BEGIN Quoted passage
Everard also created the role of Little Buttercup in H.M.S. Pinafore when it opened in May 1878, playing the role for the duration of the long run, until February 1880. The character, described as a Bumboat woman, regretfully reveals a key secret that sets up the ending of the opera: as a wetnurse many years before the time of the opera, she had mixed up two babies, one who became the captain of the Pinafore, and the other who became a sailor on board his ship, who is caught eloping with the captain's daughter. During a scuffle at the Opera Comique, early in the run of Pinafore, when Carte's former backers tried to seize the scenery and properties during a performance and were repelled by the backstage crew, Everard earned admiration for carrying on bravely with the show. In 1879 she married again (or for the first time, if her first marriage was never sanctified) to a commission agent, George William Darley Beswick, a man seven years her junior.

Everard was next cast to play Ruth in The Pirates of Penzance, when she became the victim of an accident during rehearsals for the piece. Rutland Barrington was a witness to the incident and later described it thus:

She was standing in the centre of the stage at rehearsal one morning, when I noticed the front piece of a stack of scenery falling forward. I called to her to run, and got my back against the falling wing and broke its force to a great extent, but it nevertheless caught her on the head, taking off a square of hair as neatly as if done with a razor. The shock and injury laid her up for some time.
END Quoted passage
BEGIN Extracted records
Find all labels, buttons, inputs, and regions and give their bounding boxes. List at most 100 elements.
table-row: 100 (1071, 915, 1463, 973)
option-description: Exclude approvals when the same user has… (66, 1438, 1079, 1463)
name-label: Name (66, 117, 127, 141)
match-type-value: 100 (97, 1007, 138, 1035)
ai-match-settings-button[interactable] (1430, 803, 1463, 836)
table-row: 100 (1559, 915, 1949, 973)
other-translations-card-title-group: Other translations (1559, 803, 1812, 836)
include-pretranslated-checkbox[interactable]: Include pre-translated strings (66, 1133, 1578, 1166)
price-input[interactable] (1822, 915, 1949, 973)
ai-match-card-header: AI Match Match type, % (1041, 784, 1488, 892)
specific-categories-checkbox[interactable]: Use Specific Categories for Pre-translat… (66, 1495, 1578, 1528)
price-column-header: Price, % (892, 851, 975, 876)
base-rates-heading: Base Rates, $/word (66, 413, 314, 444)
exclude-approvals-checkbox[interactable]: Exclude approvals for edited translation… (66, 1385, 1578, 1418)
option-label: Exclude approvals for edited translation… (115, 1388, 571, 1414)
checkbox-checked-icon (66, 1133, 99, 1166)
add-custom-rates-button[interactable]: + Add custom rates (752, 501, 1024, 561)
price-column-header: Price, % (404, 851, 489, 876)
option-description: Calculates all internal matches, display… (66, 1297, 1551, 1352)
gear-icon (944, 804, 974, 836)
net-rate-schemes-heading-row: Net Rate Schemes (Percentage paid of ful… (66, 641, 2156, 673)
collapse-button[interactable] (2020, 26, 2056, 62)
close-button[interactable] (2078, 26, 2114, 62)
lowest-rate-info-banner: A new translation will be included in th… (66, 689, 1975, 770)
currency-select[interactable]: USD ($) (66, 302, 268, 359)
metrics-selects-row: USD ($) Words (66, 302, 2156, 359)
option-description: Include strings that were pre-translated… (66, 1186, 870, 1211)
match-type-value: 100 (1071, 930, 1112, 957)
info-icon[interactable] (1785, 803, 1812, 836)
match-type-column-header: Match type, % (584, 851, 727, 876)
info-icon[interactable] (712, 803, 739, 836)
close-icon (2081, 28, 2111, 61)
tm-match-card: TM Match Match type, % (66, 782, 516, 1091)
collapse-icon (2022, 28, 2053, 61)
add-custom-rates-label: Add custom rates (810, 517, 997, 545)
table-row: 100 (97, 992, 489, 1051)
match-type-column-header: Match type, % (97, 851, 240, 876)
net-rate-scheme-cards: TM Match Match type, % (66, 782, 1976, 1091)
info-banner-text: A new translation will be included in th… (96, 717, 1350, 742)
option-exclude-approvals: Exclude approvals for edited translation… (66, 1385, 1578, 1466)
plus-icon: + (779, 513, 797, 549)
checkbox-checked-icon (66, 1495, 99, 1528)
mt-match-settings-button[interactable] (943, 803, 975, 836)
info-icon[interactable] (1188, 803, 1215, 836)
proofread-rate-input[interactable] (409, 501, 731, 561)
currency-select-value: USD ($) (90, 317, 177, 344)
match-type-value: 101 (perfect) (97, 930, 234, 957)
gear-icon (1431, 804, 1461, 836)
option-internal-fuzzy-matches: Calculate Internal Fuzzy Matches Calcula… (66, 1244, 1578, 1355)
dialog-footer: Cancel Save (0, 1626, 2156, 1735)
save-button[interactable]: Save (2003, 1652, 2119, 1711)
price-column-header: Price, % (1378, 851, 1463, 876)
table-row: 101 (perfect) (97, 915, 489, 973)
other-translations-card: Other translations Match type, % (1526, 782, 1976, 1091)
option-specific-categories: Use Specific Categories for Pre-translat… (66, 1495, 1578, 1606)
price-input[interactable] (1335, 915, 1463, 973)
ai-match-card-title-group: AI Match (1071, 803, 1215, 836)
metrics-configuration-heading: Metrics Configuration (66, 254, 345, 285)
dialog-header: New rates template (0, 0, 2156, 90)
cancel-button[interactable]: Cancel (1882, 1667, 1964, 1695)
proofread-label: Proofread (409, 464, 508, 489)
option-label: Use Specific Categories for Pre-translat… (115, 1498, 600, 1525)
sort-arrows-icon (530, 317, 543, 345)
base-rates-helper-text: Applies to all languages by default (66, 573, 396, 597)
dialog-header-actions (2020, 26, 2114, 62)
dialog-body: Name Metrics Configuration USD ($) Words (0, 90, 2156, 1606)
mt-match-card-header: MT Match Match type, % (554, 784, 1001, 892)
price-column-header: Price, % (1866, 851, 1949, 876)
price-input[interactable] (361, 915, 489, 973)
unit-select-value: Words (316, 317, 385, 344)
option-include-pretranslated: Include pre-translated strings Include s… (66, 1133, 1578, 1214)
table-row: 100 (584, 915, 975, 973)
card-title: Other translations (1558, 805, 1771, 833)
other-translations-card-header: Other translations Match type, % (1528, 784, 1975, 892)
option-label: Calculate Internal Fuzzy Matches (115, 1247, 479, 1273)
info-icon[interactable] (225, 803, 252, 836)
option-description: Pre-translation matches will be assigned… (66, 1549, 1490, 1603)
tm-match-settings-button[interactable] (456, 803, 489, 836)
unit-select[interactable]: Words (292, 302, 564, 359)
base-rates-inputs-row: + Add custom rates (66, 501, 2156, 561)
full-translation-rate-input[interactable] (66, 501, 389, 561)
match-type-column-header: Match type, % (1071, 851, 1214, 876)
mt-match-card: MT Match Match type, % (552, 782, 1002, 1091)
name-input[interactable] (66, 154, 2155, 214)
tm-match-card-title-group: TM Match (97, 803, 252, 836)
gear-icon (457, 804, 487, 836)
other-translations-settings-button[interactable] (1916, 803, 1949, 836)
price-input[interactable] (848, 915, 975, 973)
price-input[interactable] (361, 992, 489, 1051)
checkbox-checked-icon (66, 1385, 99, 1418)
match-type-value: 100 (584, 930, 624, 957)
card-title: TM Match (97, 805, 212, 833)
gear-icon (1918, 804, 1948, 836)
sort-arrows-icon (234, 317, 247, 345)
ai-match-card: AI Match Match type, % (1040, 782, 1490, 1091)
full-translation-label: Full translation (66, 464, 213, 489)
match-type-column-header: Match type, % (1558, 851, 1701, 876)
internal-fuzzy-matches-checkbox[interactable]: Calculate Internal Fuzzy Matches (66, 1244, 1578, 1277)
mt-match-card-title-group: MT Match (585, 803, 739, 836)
END Extracted records
◆ **Tasks and exercises**:
A – Reproduce verbatim the part of the passage about Everard starting with "Everard was next" and going on through "for some time.".
B – Please resume the passage about Everard, continuing from its last sentence.

◆ **Answers for the exercise**:
A –
Everard was next cast to play Ruth in The Pirates of Penzance, when she became the victim of an accident during rehearsals for the piece. Rutland Barrington was a witness to the incident and later described it thus:

She was standing in the centre of the stage at rehearsal one morning, when I noticed the front piece of a stack of scenery falling forward. I called to her to run, and got my back against the falling wing and broke its force to a great extent, but it nevertheless caught her on the head, taking off a square of hair as neatly as if done with a razor. The shock and injury laid her up for some time.

B –
 As a consequence, Everard missed the opening performance of Pirates in London on 3 April 1880, being replaced as Ruth by Emily Cross. Although she was able to assume the role in June, her run did not last long - she turned the part over to Alice Barnett in July when the New York company returned to England. Everard then left the D'Oyly Carte company and continued to work for only the next several months; her last recorded appearance was as Aunt Priscilla de Montmorency in Francis Marshall's comic opera Lola in January 1881.

Everard died just over a year later, in London, at the age of 37, apparently having never completely recovered from the accident, although some sources report that she died of consumption. She was buried in Highgate Cemetery.